Gather up the lines that contain "name".

(Figure content listings)
=-=-=-=-=

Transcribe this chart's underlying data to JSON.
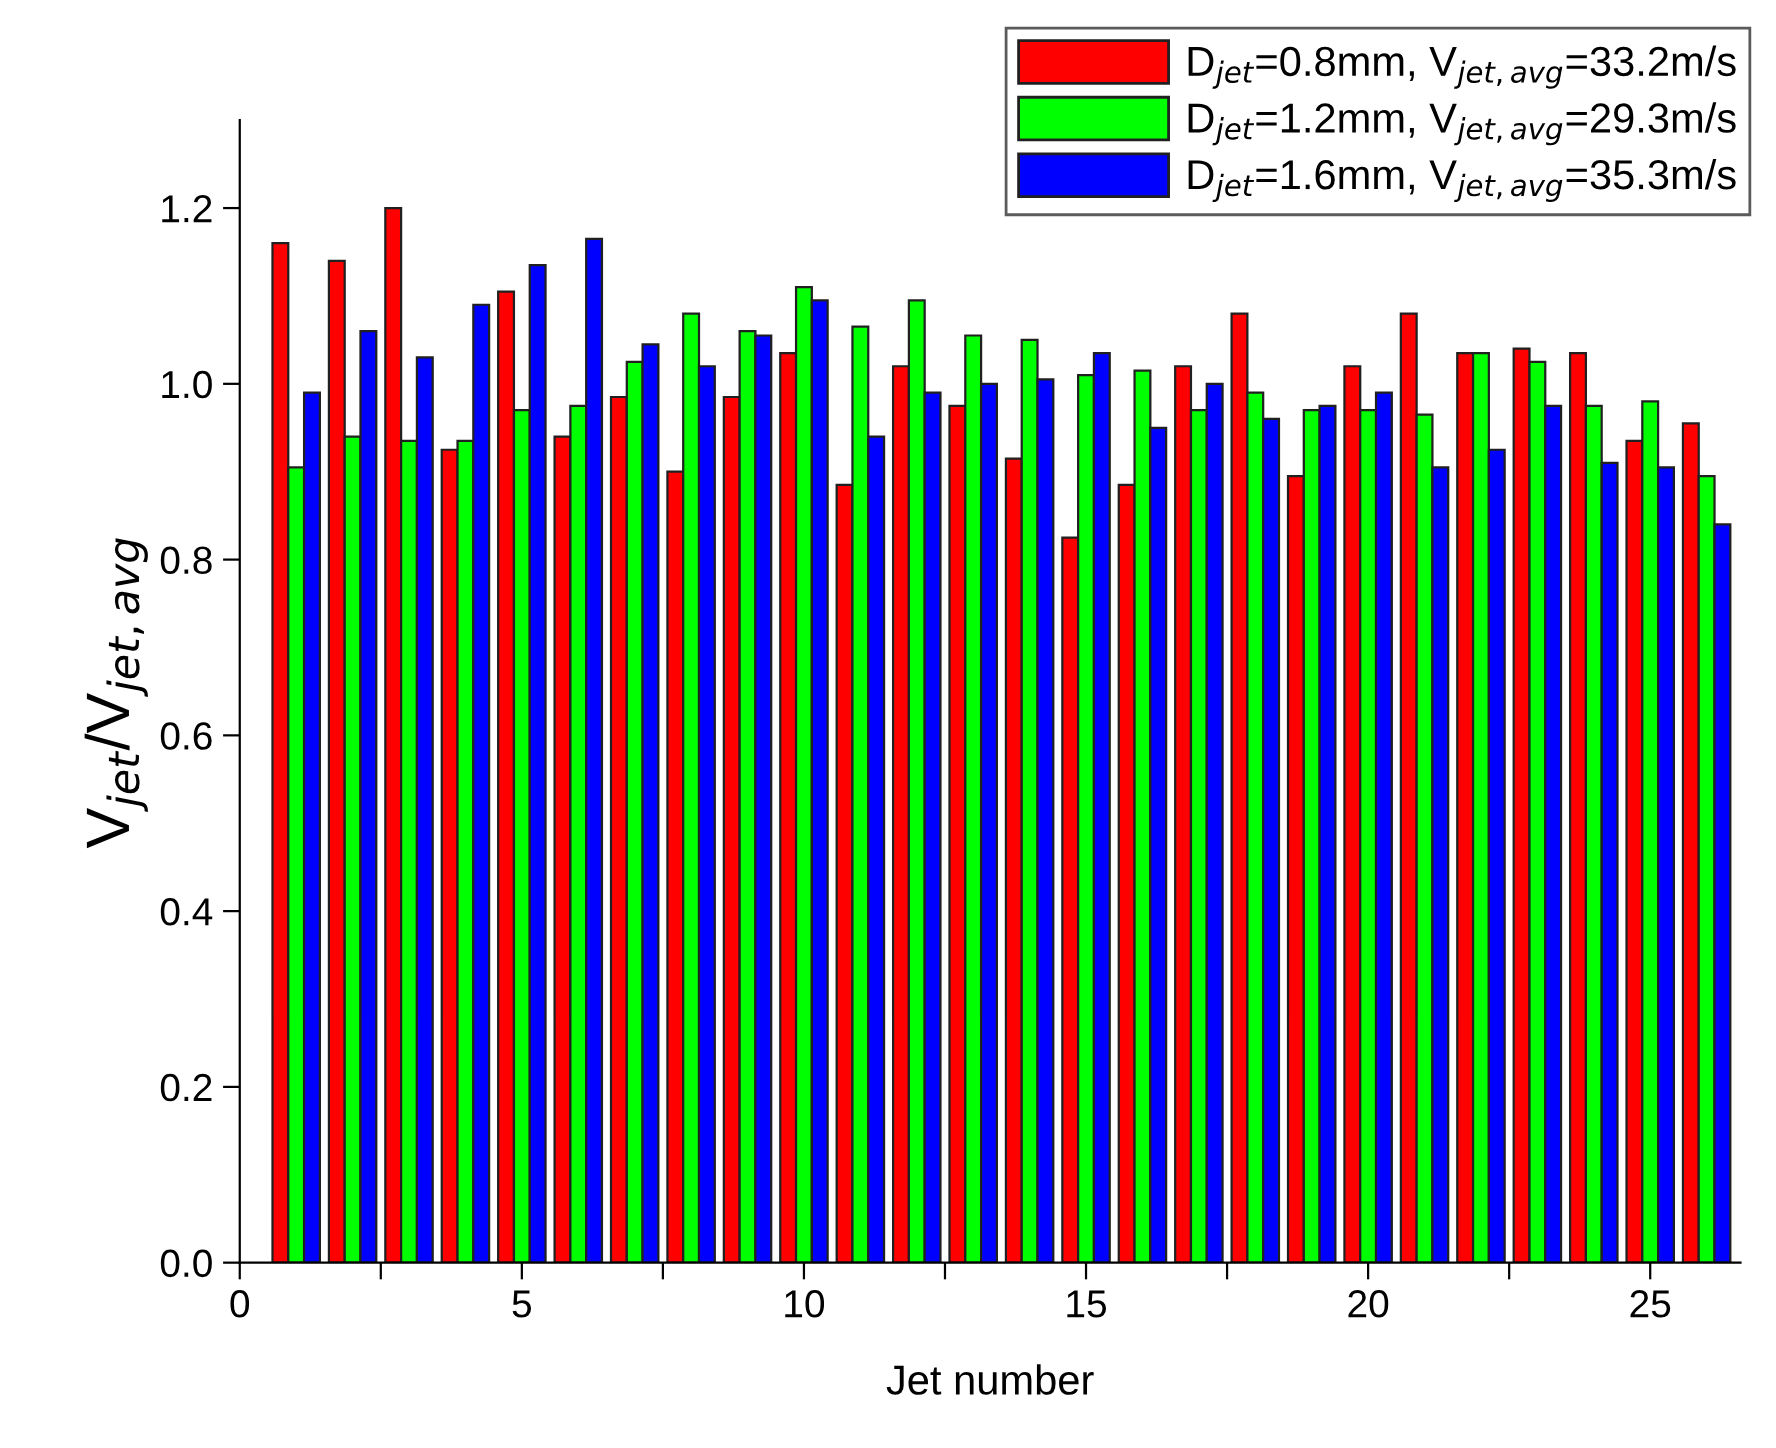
{
  "chart_data": {
    "type": "bar",
    "xlabel": "Jet number",
    "ylabel": "V$_{jet}$/V$_{jet,avg}$",
    "x": [
      1,
      2,
      3,
      4,
      5,
      6,
      7,
      8,
      9,
      10,
      11,
      12,
      13,
      14,
      15,
      16,
      17,
      18,
      19,
      20,
      21,
      22,
      23,
      24,
      25,
      26
    ],
    "series": [
      {
        "name": "D$_{jet}$=0.8mm, V$_{jet,avg}$=33.2m/s",
        "color": "#ff0000",
        "values": [
          1.16,
          1.14,
          1.2,
          0.925,
          1.105,
          0.94,
          0.985,
          0.9,
          0.985,
          1.035,
          0.885,
          1.02,
          0.975,
          0.915,
          0.825,
          0.885,
          1.02,
          1.08,
          0.895,
          1.02,
          1.08,
          1.035,
          1.04,
          1.035,
          0.935,
          0.955
        ]
      },
      {
        "name": "D$_{jet}$=1.2mm, V$_{jet,avg}$=29.3m/s",
        "color": "#00ff00",
        "values": [
          0.905,
          0.94,
          0.935,
          0.935,
          0.97,
          0.975,
          1.025,
          1.08,
          1.06,
          1.11,
          1.065,
          1.095,
          1.055,
          1.05,
          1.01,
          1.015,
          0.97,
          0.99,
          0.97,
          0.97,
          0.965,
          1.035,
          1.025,
          0.975,
          0.98,
          0.895
        ]
      },
      {
        "name": "D$_{jet}$=1.6mm, V$_{jet,avg}$=35.3m/s",
        "color": "#0000ff",
        "values": [
          0.99,
          1.06,
          1.03,
          1.09,
          1.135,
          1.165,
          1.045,
          1.02,
          1.055,
          1.095,
          0.94,
          0.99,
          1.0,
          1.005,
          1.035,
          0.95,
          1.0,
          0.96,
          0.975,
          0.99,
          0.905,
          0.925,
          0.975,
          0.91,
          0.905,
          0.84
        ]
      }
    ],
    "xlim": [
      0,
      26.6
    ],
    "xticks": [
      0,
      {
        "value": 2.5,
        "label": null
      },
      5,
      {
        "value": 7.5,
        "label": null
      },
      10,
      {
        "value": 12.5,
        "label": null
      },
      15,
      {
        "value": 17.5,
        "label": null
      },
      20,
      {
        "value": 22.5,
        "label": null
      },
      25
    ],
    "ylim": [
      0,
      1.3
    ],
    "yticks": [
      {
        "value": 0,
        "label": "0.0"
      },
      0.2,
      0.4,
      0.6,
      0.8,
      {
        "value": 1.0,
        "label": "1.0"
      },
      1.2
    ],
    "grid": false,
    "legend": "top right"
  }
}
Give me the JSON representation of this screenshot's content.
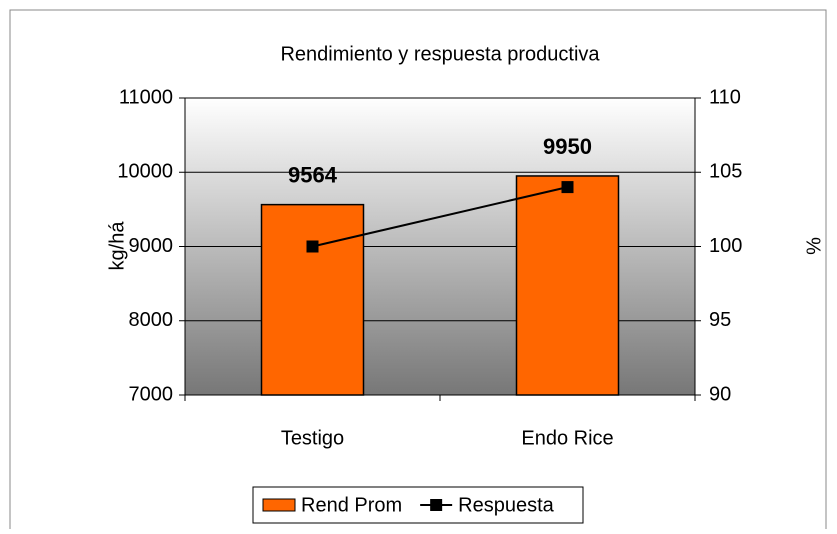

=-=-=-=-=

**Reply**
        "name": "D$_{jet}$=0.8mm, V$_{jet,avg}$=33.2m/s",
        "name": "D$_{jet}$=1.2mm, V$_{jet,avg}$=29.3m/s",
        "name": "D$_{jet}$=1.6mm, V$_{jet,avg}$=35.3m/s",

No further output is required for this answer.